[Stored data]
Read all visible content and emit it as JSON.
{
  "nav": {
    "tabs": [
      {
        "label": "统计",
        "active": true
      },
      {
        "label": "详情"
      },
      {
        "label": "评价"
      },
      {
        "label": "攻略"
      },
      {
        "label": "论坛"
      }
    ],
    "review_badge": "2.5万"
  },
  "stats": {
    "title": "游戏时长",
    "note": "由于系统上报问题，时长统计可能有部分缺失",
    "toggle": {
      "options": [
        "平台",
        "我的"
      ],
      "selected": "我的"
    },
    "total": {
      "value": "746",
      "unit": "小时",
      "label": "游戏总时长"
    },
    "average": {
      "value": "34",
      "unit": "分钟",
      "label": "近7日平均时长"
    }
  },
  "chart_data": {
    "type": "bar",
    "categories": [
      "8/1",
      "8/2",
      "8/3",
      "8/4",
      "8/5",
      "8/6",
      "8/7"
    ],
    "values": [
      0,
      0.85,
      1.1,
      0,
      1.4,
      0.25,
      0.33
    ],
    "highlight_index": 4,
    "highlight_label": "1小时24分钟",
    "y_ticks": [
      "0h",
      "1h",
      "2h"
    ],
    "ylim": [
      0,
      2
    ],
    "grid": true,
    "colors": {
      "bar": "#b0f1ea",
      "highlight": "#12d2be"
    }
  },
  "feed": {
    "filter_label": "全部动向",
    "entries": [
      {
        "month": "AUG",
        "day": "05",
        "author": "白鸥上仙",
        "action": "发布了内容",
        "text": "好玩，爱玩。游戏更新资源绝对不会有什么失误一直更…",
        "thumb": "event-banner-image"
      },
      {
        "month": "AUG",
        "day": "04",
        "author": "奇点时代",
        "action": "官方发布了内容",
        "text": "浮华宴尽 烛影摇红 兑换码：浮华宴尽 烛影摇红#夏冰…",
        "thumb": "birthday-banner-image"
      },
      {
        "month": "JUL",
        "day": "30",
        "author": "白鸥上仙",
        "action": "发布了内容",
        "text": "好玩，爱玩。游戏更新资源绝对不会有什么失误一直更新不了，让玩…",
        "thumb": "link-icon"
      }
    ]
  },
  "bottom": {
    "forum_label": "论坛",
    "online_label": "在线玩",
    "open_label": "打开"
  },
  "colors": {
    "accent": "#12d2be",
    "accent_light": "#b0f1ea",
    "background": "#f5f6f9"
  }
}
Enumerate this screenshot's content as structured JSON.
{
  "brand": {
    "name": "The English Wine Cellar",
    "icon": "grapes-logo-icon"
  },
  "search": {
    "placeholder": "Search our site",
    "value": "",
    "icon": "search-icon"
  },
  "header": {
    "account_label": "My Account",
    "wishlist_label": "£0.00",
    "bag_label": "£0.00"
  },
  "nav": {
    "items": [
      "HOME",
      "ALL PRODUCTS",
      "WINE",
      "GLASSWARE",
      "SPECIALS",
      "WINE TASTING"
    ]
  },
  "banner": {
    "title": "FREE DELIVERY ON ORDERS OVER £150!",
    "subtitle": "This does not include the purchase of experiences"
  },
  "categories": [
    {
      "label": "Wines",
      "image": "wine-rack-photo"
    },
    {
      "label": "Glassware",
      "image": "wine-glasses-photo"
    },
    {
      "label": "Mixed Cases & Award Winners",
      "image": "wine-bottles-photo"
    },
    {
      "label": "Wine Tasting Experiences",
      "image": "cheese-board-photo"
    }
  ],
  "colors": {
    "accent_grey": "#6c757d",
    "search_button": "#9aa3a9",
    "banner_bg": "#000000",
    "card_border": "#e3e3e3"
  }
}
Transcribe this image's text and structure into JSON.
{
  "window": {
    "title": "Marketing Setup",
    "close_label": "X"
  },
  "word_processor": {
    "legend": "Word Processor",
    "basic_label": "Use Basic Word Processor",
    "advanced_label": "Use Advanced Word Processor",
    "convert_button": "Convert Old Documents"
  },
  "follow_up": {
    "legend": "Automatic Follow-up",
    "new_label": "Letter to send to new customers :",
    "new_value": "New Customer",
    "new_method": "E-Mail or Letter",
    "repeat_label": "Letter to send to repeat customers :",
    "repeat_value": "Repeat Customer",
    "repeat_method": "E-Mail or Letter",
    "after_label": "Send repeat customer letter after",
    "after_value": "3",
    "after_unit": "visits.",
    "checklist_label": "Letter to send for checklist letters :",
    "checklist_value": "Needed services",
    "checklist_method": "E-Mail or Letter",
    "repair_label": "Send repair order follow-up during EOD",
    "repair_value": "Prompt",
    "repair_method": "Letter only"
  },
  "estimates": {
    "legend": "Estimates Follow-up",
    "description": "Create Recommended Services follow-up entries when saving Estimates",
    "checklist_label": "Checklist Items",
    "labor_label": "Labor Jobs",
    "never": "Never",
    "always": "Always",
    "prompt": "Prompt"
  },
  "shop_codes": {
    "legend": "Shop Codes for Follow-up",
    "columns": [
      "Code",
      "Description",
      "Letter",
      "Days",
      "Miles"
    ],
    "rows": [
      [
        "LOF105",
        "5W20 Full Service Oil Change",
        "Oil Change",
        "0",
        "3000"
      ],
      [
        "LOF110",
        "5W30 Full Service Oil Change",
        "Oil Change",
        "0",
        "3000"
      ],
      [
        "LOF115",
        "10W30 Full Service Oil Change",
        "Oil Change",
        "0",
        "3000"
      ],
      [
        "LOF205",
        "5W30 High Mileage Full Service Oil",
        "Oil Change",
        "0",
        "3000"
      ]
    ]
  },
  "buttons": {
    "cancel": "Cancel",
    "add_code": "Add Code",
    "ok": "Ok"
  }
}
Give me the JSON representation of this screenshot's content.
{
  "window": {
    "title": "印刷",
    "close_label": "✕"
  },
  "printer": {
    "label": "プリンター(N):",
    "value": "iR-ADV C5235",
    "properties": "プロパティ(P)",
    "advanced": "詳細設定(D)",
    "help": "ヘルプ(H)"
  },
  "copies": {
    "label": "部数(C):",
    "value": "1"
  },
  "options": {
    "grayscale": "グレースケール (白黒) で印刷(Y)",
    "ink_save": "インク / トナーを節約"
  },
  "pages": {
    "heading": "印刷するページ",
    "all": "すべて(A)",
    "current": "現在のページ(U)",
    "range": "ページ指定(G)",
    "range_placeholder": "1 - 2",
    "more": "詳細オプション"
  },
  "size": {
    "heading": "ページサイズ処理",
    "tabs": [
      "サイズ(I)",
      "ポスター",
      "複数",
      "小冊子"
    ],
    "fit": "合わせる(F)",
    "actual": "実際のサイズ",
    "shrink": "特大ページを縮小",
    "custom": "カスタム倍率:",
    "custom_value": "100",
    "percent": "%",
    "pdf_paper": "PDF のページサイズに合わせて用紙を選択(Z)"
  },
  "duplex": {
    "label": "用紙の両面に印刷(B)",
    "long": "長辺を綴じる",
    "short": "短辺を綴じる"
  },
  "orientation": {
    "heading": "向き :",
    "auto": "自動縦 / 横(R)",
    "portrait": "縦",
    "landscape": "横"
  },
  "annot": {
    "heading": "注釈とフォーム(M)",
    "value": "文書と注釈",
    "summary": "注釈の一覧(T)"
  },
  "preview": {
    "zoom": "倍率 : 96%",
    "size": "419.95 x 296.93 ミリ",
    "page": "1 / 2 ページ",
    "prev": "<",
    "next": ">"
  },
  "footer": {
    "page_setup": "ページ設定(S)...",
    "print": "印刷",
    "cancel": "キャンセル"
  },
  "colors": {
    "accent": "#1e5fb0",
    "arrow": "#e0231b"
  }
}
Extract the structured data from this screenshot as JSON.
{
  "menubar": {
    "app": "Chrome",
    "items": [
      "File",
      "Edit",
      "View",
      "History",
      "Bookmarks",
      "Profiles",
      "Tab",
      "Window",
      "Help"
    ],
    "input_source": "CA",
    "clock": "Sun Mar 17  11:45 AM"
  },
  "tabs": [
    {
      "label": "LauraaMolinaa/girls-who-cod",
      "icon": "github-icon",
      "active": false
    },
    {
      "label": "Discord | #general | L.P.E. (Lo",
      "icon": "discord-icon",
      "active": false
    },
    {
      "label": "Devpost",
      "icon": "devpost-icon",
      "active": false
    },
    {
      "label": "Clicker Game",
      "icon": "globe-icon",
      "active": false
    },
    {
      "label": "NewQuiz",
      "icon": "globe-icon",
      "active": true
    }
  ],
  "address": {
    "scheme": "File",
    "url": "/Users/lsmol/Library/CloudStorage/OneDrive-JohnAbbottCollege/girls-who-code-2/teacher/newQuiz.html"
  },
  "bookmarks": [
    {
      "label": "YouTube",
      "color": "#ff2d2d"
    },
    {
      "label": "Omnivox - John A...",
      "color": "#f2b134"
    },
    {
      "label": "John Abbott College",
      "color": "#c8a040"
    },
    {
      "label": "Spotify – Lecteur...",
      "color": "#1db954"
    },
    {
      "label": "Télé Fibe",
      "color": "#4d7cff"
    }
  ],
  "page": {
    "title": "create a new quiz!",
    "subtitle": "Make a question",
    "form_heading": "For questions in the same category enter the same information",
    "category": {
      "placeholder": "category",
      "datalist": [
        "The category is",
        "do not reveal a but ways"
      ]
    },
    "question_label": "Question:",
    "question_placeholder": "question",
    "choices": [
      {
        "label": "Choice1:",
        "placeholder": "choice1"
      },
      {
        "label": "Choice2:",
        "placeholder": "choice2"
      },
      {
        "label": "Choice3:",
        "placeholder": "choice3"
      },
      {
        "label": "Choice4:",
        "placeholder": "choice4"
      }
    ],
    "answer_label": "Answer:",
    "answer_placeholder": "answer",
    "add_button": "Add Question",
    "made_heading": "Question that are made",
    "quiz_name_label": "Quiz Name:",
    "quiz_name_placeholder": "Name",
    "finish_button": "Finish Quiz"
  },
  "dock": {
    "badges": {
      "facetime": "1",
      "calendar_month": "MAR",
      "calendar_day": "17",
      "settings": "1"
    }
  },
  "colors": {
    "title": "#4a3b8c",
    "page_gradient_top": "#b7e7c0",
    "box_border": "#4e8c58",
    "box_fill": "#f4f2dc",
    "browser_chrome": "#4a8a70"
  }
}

### YOUR OBJECTIVE
From the listing, tally every line with the word "category" in it and give only the tally.

### EXERCISE RESULT
4